Set problem: Search the listing for "than" and copy every line where it appears.

Working data:
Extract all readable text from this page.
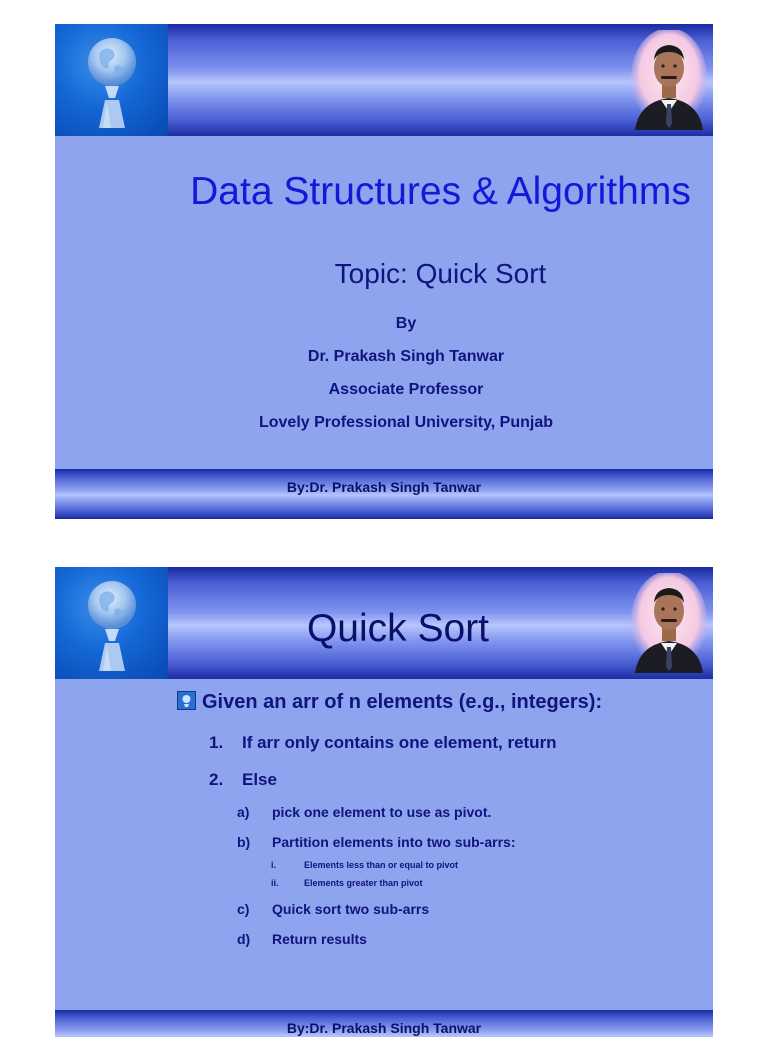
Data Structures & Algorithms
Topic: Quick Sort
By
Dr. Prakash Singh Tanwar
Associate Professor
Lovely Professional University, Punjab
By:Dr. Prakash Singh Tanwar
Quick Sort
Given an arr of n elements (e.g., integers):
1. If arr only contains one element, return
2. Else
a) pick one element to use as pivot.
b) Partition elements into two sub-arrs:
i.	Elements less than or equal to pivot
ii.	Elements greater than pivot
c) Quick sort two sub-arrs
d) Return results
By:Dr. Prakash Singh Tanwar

Worked answer:
i.	Elements less than or equal to pivot
ii.	Elements greater than pivot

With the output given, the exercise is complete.